Stored entries:
------------

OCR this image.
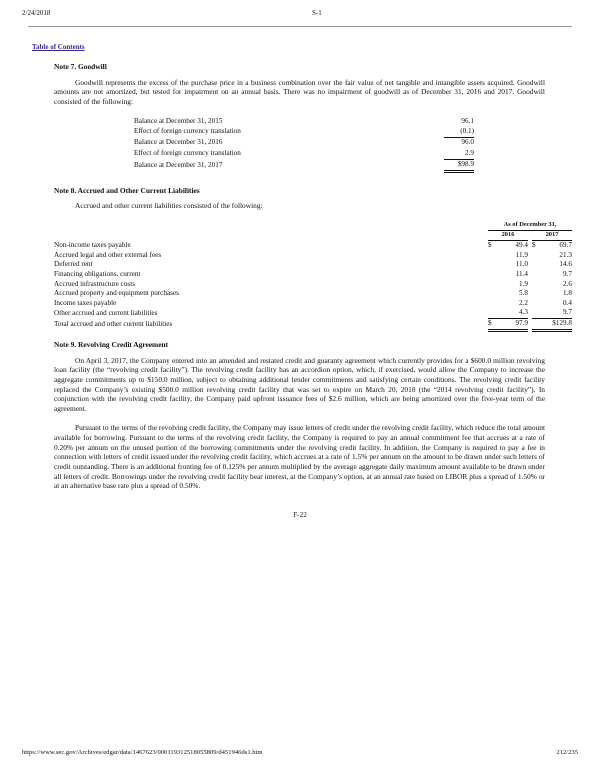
2/24/2018	S-1
Table of Contents

Note 7. Goodwill

Goodwill represents the excess of the purchase price in a business combination over the fair value of net tangible and intangible assets acquired. Goodwill amounts are not amortized, but tested for impairment on an annual basis. There was no impairment of goodwill as of December 31, 2016 and 2017. Goodwill consisted of the following:

Balance at December 31, 2015	96.1
Effect of foreign currency translation	(0.1)
Balance at December 31, 2016	96.0
Effect of foreign currency translation	2.9
Balance at December 31, 2017	$98.9

Note 8. Accrued and Other Current Liabilities

Accrued and other current liabilities consisted of the following:

	As of December 31,		
	2016		2017
Non-income taxes payable	$ 49.4		$ 69.7
Accrued legal and other external fees	11.9		21.3
Deferred rent	11.0		14.6
Financing obligations, current	11.4		9.7
Accrued infrastructure costs	1.9		2.6
Accrued property and equipment purchases	5.8		1.8
Income taxes payable	2.2		0.4
Other accrued and current liabilities	4.3		9.7
Total accrued and other current liabilities	$ 97.9		$129.8

Note 9. Revolving Credit Agreement

On April 3, 2017, the Company entered into an amended and restated credit and guaranty agreement which currently provides for a $600.0 million revolving loan facility (the “revolving credit facility”). The revolving credit facility has an accordion option, which, if exercised, would allow the Company to increase the aggregate commitments up to $150.0 million, subject to obtaining additional lender commitments and satisfying certain conditions. The revolving credit facility replaced the Company’s existing $500.0 million revolving credit facility that was set to expire on March 20, 2018 (the “2014 revolving credit facility”). In conjunction with the revolving credit facility, the Company paid upfront issuance fees of $2.6 million, which are being amortized over the five-year term of the agreement.

Pursuant to the terms of the revolving credit facility, the Company may issue letters of credit under the revolving credit facility, which reduce the total amount available for borrowing. Pursuant to the terms of the revolving credit facility, the Company is required to pay an annual commitment fee that accrues at a rate of 0.20% per annum on the unused portion of the borrowing commitments under the revolving credit facility. In addition, the Company is required to pay a fee in connection with letters of credit issued under the revolving credit facility, which accrues at a rate of 1.5% per annum on the amount to be drawn under such letters of credit outstanding. There is an additional fronting fee of 0.125% per annum multiplied by the average aggregate daily maximum amount available to be drawn under all letters of credit. Borrowings under the revolving credit facility bear interest, at the Company’s option, at an annual rate based on LIBOR plus a spread of 1.50% or at an alternative base rate plus a spread of 0.50%.

F-22
https://www.sec.gov/Archives/edgar/data/1467623/000119312518055809/d451946ds1.htm	212/235
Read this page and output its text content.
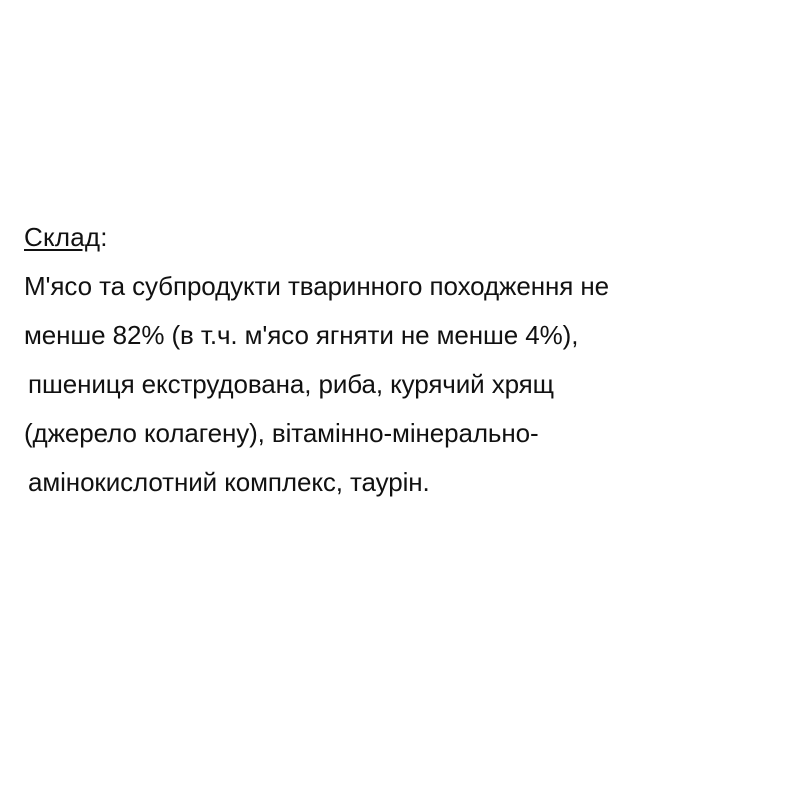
Склад:
М'ясо та субпродукти тваринного походження не
менше 82% (в т.ч. м'ясо ягняти не менше 4%),
пшениця екструдована, риба, курячий хрящ
(джерело колагену), вітамінно-мінерально-
амінокислотний комплекс, таурін.
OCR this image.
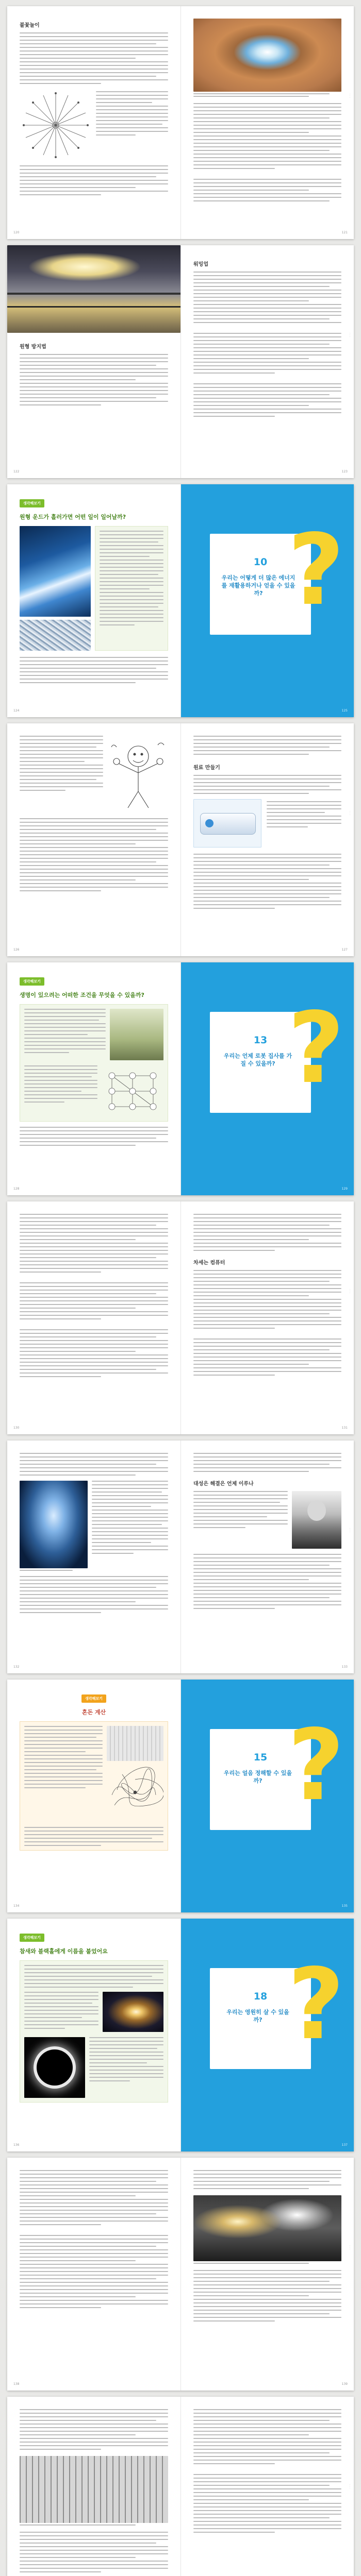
불꽃놀이
120
· · ·
121
원형 방지법
122
워밍업
· · ·
123
생각해보기
원형 운드가 흘러가면 어떤 일이 일어날까?
124
10
우리는 어떻게 더 많은 에너지를 재활용하거나 얻을 수 있을까? ?
125
126
원료 만들기
· · ·
127
생각해보기
생명이 있으려는 어떠한 조건을 무엇을 수 있을까?
128
13
우리는 언제 로봇 집사를 가질 수 있을까? ?
129
130
차세는 컴퓨터
· · ·
131
132
대성은 해결은 언제 이루나
· · ·
133
생각해보기
혼돈 계산
134
15
우리는 얼음 정해할 수 있을까? ?
135
생각해보기
참새와 블랙홀에게 이름을 붙었어요
136
18
우리는 영원히 살 수 있을까? ?
137
138
· · ·
139
· · ·
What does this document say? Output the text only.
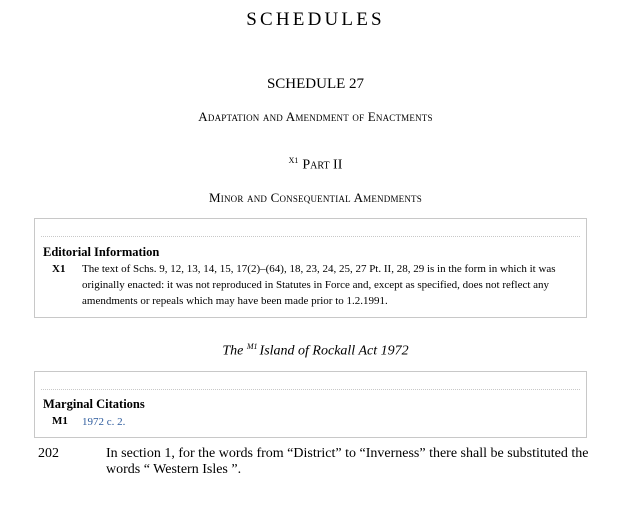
SCHEDULES
SCHEDULE 27
Adaptation and Amendment of Enactments
$^{X1}$ Part II
Minor and Consequential Amendments
Editorial Information
X1 The text of Schs. 9, 12, 13, 14, 15, 17(2)–(64), 18, 23, 24, 25, 27 Pt. II, 28, 29 is in the form in which it was originally enacted: it was not reproduced in Statutes in Force and, except as specified, does not reflect any amendments or repeals which may have been made prior to 1.2.1991.
The $^{M1}$ Island of Rockall Act 1972
Marginal Citations
M1 1972 c. 2.
202	In section 1, for the words from “District” to “Inverness” there shall be substituted the words “ Western Isles ”.
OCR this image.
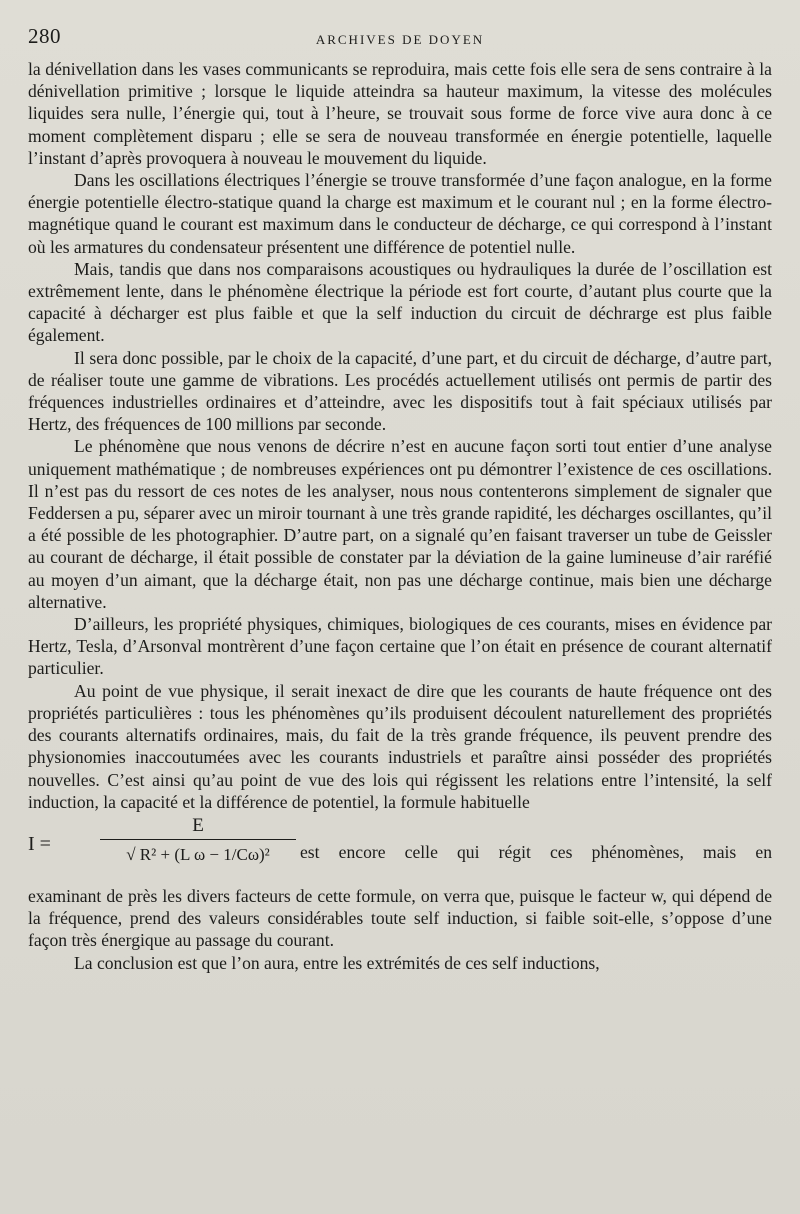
280	ARCHIVES DE DOYEN

la dénivellation dans les vases communicants se reproduira, mais cette fois elle sera de sens contraire à la dénivellation primitive ; lorsque le liquide atteindra sa hauteur maximum, la vitesse des molécules liquides sera nulle, l’énergie qui, tout à l’heure, se trouvait sous forme de force vive aura donc à ce moment complètement disparu ; elle se sera de nouveau transformée en énergie potentielle, laquelle l’instant d’après provoquera à nouveau le mouvement du liquide.

Dans les oscillations électriques l’énergie se trouve transformée d’une façon analogue, en la forme énergie potentielle électro-statique quand la charge est maximum et le courant nul ; en la forme électro-magnétique quand le courant est maximum dans le conducteur de décharge, ce qui correspond à l’instant où les armatures du condensateur présentent une différence de potentiel nulle.

Mais, tandis que dans nos comparaisons acoustiques ou hydrauliques la durée de l’oscillation est extrêmement lente, dans le phénomène électrique la période est fort courte, d’autant plus courte que la capacité à décharger est plus faible et que la self induction du circuit de déchrarge est plus faible également.

Il sera donc possible, par le choix de la capacité, d’une part, et du circuit de décharge, d’autre part, de réaliser toute une gamme de vibrations. Les procédés actuellement utilisés ont permis de partir des fréquences industrielles ordinaires et d’atteindre, avec les dispositifs tout à fait spéciaux utilisés par Hertz, des fréquences de 100 millions par seconde.

Le phénomène que nous venons de décrire n’est en aucune façon sorti tout entier d’une analyse uniquement mathématique ; de nombreuses expériences ont pu démontrer l’existence de ces oscillations. Il n’est pas du ressort de ces notes de les analyser, nous nous contenterons simplement de signaler que Feddersen a pu, séparer avec un miroir tournant à une très grande rapidité, les décharges oscillantes, qu’il a été possible de les photographier. D’autre part, on a signalé qu’en faisant traverser un tube de Geissler au courant de décharge, il était possible de constater par la déviation de la gaine lumineuse d’air raréfié au moyen d’un aimant, que la décharge était, non pas une décharge continue, mais bien une décharge alternative.

D’ailleurs, les propriété physiques, chimiques, biologiques de ces courants, mises en évidence par Hertz, Tesla, d’Arsonval montrèrent d’une façon certaine que l’on était en présence de courant alternatif particulier.

Au point de vue physique, il serait inexact de dire que les courants de haute fréquence ont des propriétés particulières : tous les phénomènes qu’ils produisent découlent naturellement des propriétés des courants alternatifs ordinaires, mais, du fait de la très grande fréquence, ils peuvent prendre des physionomies inaccoutumées avec les courants industriels et paraître ainsi posséder des propriétés nouvelles. C’est ainsi qu’au point de vue des lois qui régissent les relations entre l’intensité, la self induction, la capacité et la différence de potentiel, la formule habituelle

I =	$\frac{E}{\text{√ R² + (L ω − 1/Cω)²}}$ est encore celle qui régit ces phénomènes, mais en

examinant de près les divers facteurs de cette formule, on verra que, puisque le facteur w, qui dépend de la fréquence, prend des valeurs considérables toute self induction, si faible soit-elle, s’oppose d’une façon très énergique au passage du courant.

La conclusion est que l’on aura, entre les extrémités de ces self inductions,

------------

● Instruction
Give back the whole listing as it stands, minus its pictures.

● Completed task
OCR this image.
2/24/2018	S-1
Table of Contents

Note 7. Goodwill

Goodwill represents the excess of the purchase price in a business combination over the fair value of net tangible and intangible assets acquired. Goodwill amounts are not amortized, but tested for impairment on an annual basis. There was no impairment of goodwill as of December 31, 2016 and 2017. Goodwill consisted of the following:

Balance at December 31, 2015	96.1
Effect of foreign currency translation	(0.1)
Balance at December 31, 2016	96.0
Effect of foreign currency translation	2.9
Balance at December 31, 2017	$98.9

Note 8. Accrued and Other Current Liabilities

Accrued and other current liabilities consisted of the following:

	As of December 31,		
	2016		2017
Non-income taxes payable	$ 49.4		$ 69.7
Accrued legal and other external fees	11.9		21.3
Deferred rent	11.0		14.6
Financing obligations, current	11.4		9.7
Accrued infrastructure costs	1.9		2.6
Accrued property and equipment purchases	5.8		1.8
Income taxes payable	2.2		0.4
Other accrued and current liabilities	4.3		9.7
Total accrued and other current liabilities	$ 97.9		$129.8

Note 9. Revolving Credit Agreement

On April 3, 2017, the Company entered into an amended and restated credit and guaranty agreement which currently provides for a $600.0 million revolving loan facility (the “revolving credit facility”). The revolving credit facility has an accordion option, which, if exercised, would allow the Company to increase the aggregate commitments up to $150.0 million, subject to obtaining additional lender commitments and satisfying certain conditions. The revolving credit facility replaced the Company’s existing $500.0 million revolving credit facility that was set to expire on March 20, 2018 (the “2014 revolving credit facility”). In conjunction with the revolving credit facility, the Company paid upfront issuance fees of $2.6 million, which are being amortized over the five-year term of the agreement.

Pursuant to the terms of the revolving credit facility, the Company may issue letters of credit under the revolving credit facility, which reduce the total amount available for borrowing. Pursuant to the terms of the revolving credit facility, the Company is required to pay an annual commitment fee that accrues at a rate of 0.20% per annum on the unused portion of the borrowing commitments under the revolving credit facility. In addition, the Company is required to pay a fee in connection with letters of credit issued under the revolving credit facility, which accrues at a rate of 1.5% per annum on the amount to be drawn under such letters of credit outstanding. There is an additional fronting fee of 0.125% per annum multiplied by the average aggregate daily maximum amount available to be drawn under all letters of credit. Borrowings under the revolving credit facility bear interest, at the Company’s option, at an annual rate based on LIBOR plus a spread of 1.50% or at an alternative base rate plus a spread of 0.50%.

F-22
https://www.sec.gov/Archives/edgar/data/1467623/000119312518055809/d451946ds1.htm	212/235
Read this page and output its text content.
Склад:
М'ясо та субпродукти тваринного походження не
менше 82% (в т.ч. м'ясо ягняти не менше 4%),
пшениця екструдована, риба, курячий хрящ
(джерело колагену), вітамінно-мінерально-
амінокислотний комплекс, таурін.
OCR this image.
불꽃놀이
120
· · ·
121
원형 방지법
122
워밍업
· · ·
123
생각해보기
원형 운드가 흘러가면 어떤 일이 일어날까?
124
10
우리는 어떻게 더 많은 에너지를 재활용하거나 얻을 수 있을까? ?
125
126
원료 만들기
· · ·
127
생각해보기
생명이 있으려는 어떠한 조건을 무엇을 수 있을까?
128
13
우리는 언제 로봇 집사를 가질 수 있을까? ?
129
130
차세는 컴퓨터
· · ·
131
132
대성은 해결은 언제 이루나
· · ·
133
생각해보기
혼돈 계산
134
15
우리는 얼음 정해할 수 있을까? ?
135
생각해보기
참새와 블랙홀에게 이름을 붙었어요
136
18
우리는 영원히 살 수 있을까? ?
137
138
· · ·
139
· · ·
What does this document say? Output the text only.
SCHEDULES
SCHEDULE 27
Adaptation and Amendment of Enactments
$^{X1}$ Part II
Minor and Consequential Amendments
Editorial Information
X1 The text of Schs. 9, 12, 13, 14, 15, 17(2)–(64), 18, 23, 24, 25, 27 Pt. II, 28, 29 is in the form in which it was originally enacted: it was not reproduced in Statutes in Force and, except as specified, does not reflect any amendments or repeals which may have been made prior to 1.2.1991.
The $^{M1}$ Island of Rockall Act 1972
Marginal Citations
M1 1972 c. 2.
202	In section 1, for the words from “District” to “Inverness” there shall be substituted the words “ Western Isles ”.
OCR this image.
280	ARCHIVES DE DOYEN

la dénivellation dans les vases communicants se reproduira, mais cette fois elle sera de sens contraire à la dénivellation primitive ; lorsque le liquide atteindra sa hauteur maximum, la vitesse des molécules liquides sera nulle, l’énergie qui, tout à l’heure, se trouvait sous forme de force vive aura donc à ce moment complètement disparu ; elle se sera de nouveau transformée en énergie potentielle, laquelle l’instant d’après provoquera à nouveau le mouvement du liquide.

Dans les oscillations électriques l’énergie se trouve transformée d’une façon analogue, en la forme énergie potentielle électro-statique quand la charge est maximum et le courant nul ; en la forme électro-magnétique quand le courant est maximum dans le conducteur de décharge, ce qui correspond à l’instant où les armatures du condensateur présentent une différence de potentiel nulle.

Mais, tandis que dans nos comparaisons acoustiques ou hydrauliques la durée de l’oscillation est extrêmement lente, dans le phénomène électrique la période est fort courte, d’autant plus courte que la capacité à décharger est plus faible et que la self induction du circuit de déchrarge est plus faible également.

Il sera donc possible, par le choix de la capacité, d’une part, et du circuit de décharge, d’autre part, de réaliser toute une gamme de vibrations. Les procédés actuellement utilisés ont permis de partir des fréquences industrielles ordinaires et d’atteindre, avec les dispositifs tout à fait spéciaux utilisés par Hertz, des fréquences de 100 millions par seconde.

Le phénomène que nous venons de décrire n’est en aucune façon sorti tout entier d’une analyse uniquement mathématique ; de nombreuses expériences ont pu démontrer l’existence de ces oscillations. Il n’est pas du ressort de ces notes de les analyser, nous nous contenterons simplement de signaler que Feddersen a pu, séparer avec un miroir tournant à une très grande rapidité, les décharges oscillantes, qu’il a été possible de les photographier. D’autre part, on a signalé qu’en faisant traverser un tube de Geissler au courant de décharge, il était possible de constater par la déviation de la gaine lumineuse d’air raréfié au moyen d’un aimant, que la décharge était, non pas une décharge continue, mais bien une décharge alternative.

D’ailleurs, les propriété physiques, chimiques, biologiques de ces courants, mises en évidence par Hertz, Tesla, d’Arsonval montrèrent d’une façon certaine que l’on était en présence de courant alternatif particulier.

Au point de vue physique, il serait inexact de dire que les courants de haute fréquence ont des propriétés particulières : tous les phénomènes qu’ils produisent découlent naturellement des propriétés des courants alternatifs ordinaires, mais, du fait de la très grande fréquence, ils peuvent prendre des physionomies inaccoutumées avec les courants industriels et paraître ainsi posséder des propriétés nouvelles. C’est ainsi qu’au point de vue des lois qui régissent les relations entre l’intensité, la self induction, la capacité et la différence de potentiel, la formule habituelle

I =	$\frac{E}{\text{√ R² + (L ω − 1/Cω)²}}$ est encore celle qui régit ces phénomènes, mais en

examinant de près les divers facteurs de cette formule, on verra que, puisque le facteur w, qui dépend de la fréquence, prend des valeurs considérables toute self induction, si faible soit-elle, s’oppose d’une façon très énergique au passage du courant.

La conclusion est que l’on aura, entre les extrémités de ces self inductions,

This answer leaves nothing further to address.